## Aim of the task
Return these lines exactly as they appear, from the first to the last.

(Region boundary data)

==========

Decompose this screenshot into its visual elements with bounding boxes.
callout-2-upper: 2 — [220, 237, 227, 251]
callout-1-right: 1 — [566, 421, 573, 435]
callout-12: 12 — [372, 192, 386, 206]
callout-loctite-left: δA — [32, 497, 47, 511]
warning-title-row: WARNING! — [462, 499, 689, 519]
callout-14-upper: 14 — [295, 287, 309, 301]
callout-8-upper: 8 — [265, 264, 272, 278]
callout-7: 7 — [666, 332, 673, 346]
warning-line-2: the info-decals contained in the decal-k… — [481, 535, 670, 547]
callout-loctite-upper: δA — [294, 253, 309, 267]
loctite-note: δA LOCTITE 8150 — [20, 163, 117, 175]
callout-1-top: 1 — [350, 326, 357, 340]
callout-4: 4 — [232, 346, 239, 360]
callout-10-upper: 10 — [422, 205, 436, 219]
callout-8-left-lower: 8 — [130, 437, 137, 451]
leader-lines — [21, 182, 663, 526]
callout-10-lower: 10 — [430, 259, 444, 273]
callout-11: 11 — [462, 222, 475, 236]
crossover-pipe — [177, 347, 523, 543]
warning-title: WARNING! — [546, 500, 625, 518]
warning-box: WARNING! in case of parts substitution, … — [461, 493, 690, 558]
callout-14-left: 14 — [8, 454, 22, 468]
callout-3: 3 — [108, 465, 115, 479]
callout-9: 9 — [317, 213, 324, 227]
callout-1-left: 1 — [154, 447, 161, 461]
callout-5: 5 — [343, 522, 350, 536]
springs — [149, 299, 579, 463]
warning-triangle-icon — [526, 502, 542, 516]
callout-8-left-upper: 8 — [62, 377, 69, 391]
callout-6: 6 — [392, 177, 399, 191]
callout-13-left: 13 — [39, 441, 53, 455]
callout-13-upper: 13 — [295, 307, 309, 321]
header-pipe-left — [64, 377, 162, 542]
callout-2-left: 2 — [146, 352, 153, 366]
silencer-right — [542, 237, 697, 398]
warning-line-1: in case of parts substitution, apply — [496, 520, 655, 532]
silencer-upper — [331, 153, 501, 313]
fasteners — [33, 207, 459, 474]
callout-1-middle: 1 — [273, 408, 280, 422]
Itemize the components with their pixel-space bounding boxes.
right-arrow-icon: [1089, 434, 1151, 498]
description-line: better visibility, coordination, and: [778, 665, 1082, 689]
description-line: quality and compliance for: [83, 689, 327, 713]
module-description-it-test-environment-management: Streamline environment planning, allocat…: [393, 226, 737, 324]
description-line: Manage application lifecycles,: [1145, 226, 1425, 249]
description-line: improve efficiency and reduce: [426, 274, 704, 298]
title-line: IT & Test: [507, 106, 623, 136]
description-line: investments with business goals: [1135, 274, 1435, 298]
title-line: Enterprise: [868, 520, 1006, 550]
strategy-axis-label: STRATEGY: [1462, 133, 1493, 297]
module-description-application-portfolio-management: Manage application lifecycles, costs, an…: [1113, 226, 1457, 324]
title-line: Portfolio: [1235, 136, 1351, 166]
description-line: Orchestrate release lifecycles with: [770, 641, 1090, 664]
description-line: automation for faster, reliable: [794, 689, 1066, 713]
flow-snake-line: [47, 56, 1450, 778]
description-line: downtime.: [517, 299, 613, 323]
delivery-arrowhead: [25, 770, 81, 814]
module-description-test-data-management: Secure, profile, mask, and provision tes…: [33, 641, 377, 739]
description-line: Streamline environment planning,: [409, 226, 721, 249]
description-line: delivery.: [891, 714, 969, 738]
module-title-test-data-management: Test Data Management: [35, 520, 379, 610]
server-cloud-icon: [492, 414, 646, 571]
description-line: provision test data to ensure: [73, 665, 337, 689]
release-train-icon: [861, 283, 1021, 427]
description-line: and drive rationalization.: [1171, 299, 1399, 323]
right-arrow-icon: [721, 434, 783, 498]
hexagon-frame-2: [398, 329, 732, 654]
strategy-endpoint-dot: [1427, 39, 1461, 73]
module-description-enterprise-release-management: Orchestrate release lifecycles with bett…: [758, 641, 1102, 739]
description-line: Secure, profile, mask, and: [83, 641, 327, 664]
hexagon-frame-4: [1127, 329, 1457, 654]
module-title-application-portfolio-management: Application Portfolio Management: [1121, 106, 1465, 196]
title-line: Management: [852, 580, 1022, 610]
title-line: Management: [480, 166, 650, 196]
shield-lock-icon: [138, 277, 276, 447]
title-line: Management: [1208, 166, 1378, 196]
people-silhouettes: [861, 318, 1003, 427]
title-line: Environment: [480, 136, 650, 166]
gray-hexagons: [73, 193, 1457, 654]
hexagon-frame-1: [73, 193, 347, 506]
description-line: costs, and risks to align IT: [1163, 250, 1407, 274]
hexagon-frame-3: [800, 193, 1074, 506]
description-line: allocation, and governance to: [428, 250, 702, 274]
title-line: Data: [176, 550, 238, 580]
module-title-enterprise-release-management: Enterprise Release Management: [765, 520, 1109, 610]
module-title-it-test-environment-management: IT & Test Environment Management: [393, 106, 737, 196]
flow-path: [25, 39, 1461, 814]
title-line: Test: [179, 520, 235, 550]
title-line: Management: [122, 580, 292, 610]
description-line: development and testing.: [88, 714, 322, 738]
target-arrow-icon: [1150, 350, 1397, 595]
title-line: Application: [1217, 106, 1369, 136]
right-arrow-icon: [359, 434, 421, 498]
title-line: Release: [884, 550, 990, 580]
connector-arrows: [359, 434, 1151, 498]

==========

## Task response
Decompose this screenshot into its visual elements with bounding boxes.
callout-2-upper: 2 — [220, 237, 227, 251]
callout-1-right: 1 — [566, 421, 573, 435]
callout-12: 12 — [372, 192, 386, 206]
callout-loctite-left: δA — [32, 497, 47, 511]
warning-title-row: WARNING! — [462, 499, 689, 519]
callout-14-upper: 14 — [295, 287, 309, 301]
callout-8-upper: 8 — [265, 264, 272, 278]
callout-7: 7 — [666, 332, 673, 346]
warning-line-2: the info-decals contained in the decal-k… — [481, 535, 670, 547]
callout-loctite-upper: δA — [294, 253, 309, 267]
loctite-note: δA LOCTITE 8150 — [20, 163, 117, 175]
callout-1-top: 1 — [350, 326, 357, 340]
callout-4: 4 — [232, 346, 239, 360]
callout-10-upper: 10 — [422, 205, 436, 219]
callout-8-left-lower: 8 — [130, 437, 137, 451]
leader-lines — [21, 182, 663, 526]
callout-10-lower: 10 — [430, 259, 444, 273]
callout-11: 11 — [462, 222, 475, 236]
crossover-pipe — [177, 347, 523, 543]
warning-title: WARNING! — [546, 500, 625, 518]
warning-box: WARNING! in case of parts substitution, … — [461, 493, 690, 558]
callout-14-left: 14 — [8, 454, 22, 468]
callout-3: 3 — [108, 465, 115, 479]
callout-9: 9 — [317, 213, 324, 227]
callout-1-left: 1 — [154, 447, 161, 461]
callout-5: 5 — [343, 522, 350, 536]
springs — [149, 299, 579, 463]
warning-triangle-icon — [526, 502, 542, 516]
callout-8-left-upper: 8 — [62, 377, 69, 391]
callout-6: 6 — [392, 177, 399, 191]
callout-13-left: 13 — [39, 441, 53, 455]
callout-13-upper: 13 — [295, 307, 309, 321]
header-pipe-left — [64, 377, 162, 542]
callout-2-left: 2 — [146, 352, 153, 366]
silencer-right — [542, 237, 697, 398]
warning-line-1: in case of parts substitution, apply — [496, 520, 655, 532]
silencer-upper — [331, 153, 501, 313]
fasteners — [33, 207, 459, 474]
callout-1-middle: 1 — [273, 408, 280, 422]
Itemize the components with their pixel-space bounding boxes.
right-arrow-icon: [1089, 434, 1151, 498]
description-line: better visibility, coordination, and: [778, 665, 1082, 689]
description-line: quality and compliance for: [83, 689, 327, 713]
module-description-it-test-environment-management: Streamline environment planning, allocat…: [393, 226, 737, 324]
description-line: Manage application lifecycles,: [1145, 226, 1425, 249]
description-line: improve efficiency and reduce: [426, 274, 704, 298]
title-line: IT & Test: [507, 106, 623, 136]
description-line: investments with business goals: [1135, 274, 1435, 298]
title-line: Enterprise: [868, 520, 1006, 550]
strategy-axis-label: STRATEGY: [1462, 133, 1493, 297]
module-description-application-portfolio-management: Manage application lifecycles, costs, an…: [1113, 226, 1457, 324]
title-line: Portfolio: [1235, 136, 1351, 166]
description-line: Orchestrate release lifecycles with: [770, 641, 1090, 664]
description-line: automation for faster, reliable: [794, 689, 1066, 713]
flow-snake-line: [47, 56, 1450, 778]
description-line: downtime.: [517, 299, 613, 323]
delivery-arrowhead: [25, 770, 81, 814]
module-description-test-data-management: Secure, profile, mask, and provision tes…: [33, 641, 377, 739]
description-line: Streamline environment planning,: [409, 226, 721, 249]
description-line: delivery.: [891, 714, 969, 738]
module-title-test-data-management: Test Data Management: [35, 520, 379, 610]
server-cloud-icon: [492, 414, 646, 571]
description-line: provision test data to ensure: [73, 665, 337, 689]
release-train-icon: [861, 283, 1021, 427]
description-line: and drive rationalization.: [1171, 299, 1399, 323]
right-arrow-icon: [721, 434, 783, 498]
hexagon-frame-2: [398, 329, 732, 654]
strategy-endpoint-dot: [1427, 39, 1461, 73]
module-description-enterprise-release-management: Orchestrate release lifecycles with bett…: [758, 641, 1102, 739]
description-line: Secure, profile, mask, and: [83, 641, 327, 664]
hexagon-frame-4: [1127, 329, 1457, 654]
module-title-application-portfolio-management: Application Portfolio Management: [1121, 106, 1465, 196]
title-line: Management: [852, 580, 1022, 610]
title-line: Management: [480, 166, 650, 196]
shield-lock-icon: [138, 277, 276, 447]
title-line: Management: [1208, 166, 1378, 196]
people-silhouettes: [861, 318, 1003, 427]
title-line: Environment: [480, 136, 650, 166]
gray-hexagons: [73, 193, 1457, 654]
hexagon-frame-1: [73, 193, 347, 506]
description-line: costs, and risks to align IT: [1163, 250, 1407, 274]
hexagon-frame-3: [800, 193, 1074, 506]
description-line: allocation, and governance to: [428, 250, 702, 274]
title-line: Data: [176, 550, 238, 580]
module-title-enterprise-release-management: Enterprise Release Management: [765, 520, 1109, 610]
module-title-it-test-environment-management: IT & Test Environment Management: [393, 106, 737, 196]
flow-path: [25, 39, 1461, 814]
title-line: Test: [179, 520, 235, 550]
title-line: Management: [122, 580, 292, 610]
description-line: development and testing.: [88, 714, 322, 738]
target-arrow-icon: [1150, 350, 1397, 595]
title-line: Application: [1217, 106, 1369, 136]
right-arrow-icon: [359, 434, 421, 498]
title-line: Release: [884, 550, 990, 580]
connector-arrows: [359, 434, 1151, 498]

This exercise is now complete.